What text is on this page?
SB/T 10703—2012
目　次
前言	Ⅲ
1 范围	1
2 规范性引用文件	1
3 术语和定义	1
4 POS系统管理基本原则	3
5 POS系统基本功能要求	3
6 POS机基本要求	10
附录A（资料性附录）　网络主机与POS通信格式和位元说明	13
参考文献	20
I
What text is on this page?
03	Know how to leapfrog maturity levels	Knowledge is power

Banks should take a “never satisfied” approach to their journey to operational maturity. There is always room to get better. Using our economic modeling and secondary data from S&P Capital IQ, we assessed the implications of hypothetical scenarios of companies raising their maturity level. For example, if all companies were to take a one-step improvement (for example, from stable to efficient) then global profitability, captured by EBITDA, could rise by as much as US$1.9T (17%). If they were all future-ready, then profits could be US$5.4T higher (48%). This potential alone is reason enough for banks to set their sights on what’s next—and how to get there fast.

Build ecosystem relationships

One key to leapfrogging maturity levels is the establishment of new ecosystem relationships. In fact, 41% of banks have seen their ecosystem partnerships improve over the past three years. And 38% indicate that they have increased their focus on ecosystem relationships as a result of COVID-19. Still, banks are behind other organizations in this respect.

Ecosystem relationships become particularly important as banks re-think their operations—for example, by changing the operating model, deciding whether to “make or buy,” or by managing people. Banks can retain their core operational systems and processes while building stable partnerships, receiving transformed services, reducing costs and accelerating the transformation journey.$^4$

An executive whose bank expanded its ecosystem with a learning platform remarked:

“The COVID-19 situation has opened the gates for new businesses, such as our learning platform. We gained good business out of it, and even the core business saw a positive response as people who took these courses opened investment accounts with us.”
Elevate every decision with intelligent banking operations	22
-=-=-
**STATED TASK:**
Each line above that holds the string "they" should be copied and shown.

**FULL ANSWER:**
Banks should take a “never satisfied” approach to their journey to operational maturity. There is always room to get better. Using our economic modeling and secondary data from S&P Capital IQ, we assessed the implications of hypothetical scenarios of companies raising their maturity level. For example, if all companies were to take a one-step improvement (for example, from stable to efficient) then global profitability, captured by EBITDA, could rise by as much as US$1.9T (17%). If they were all future-ready, then profits could be US$5.4T higher (48%). This potential alone is reason enough for banks to set their sights on what’s next—and how to get there fast.
One key to leapfrogging maturity levels is the establishment of new ecosystem relationships. In fact, 41% of banks have seen their ecosystem partnerships improve over the past three years. And 38% indicate that they have increased their focus on ecosystem relationships as a result of COVID-19. Still, banks are behind other organizations in this respect.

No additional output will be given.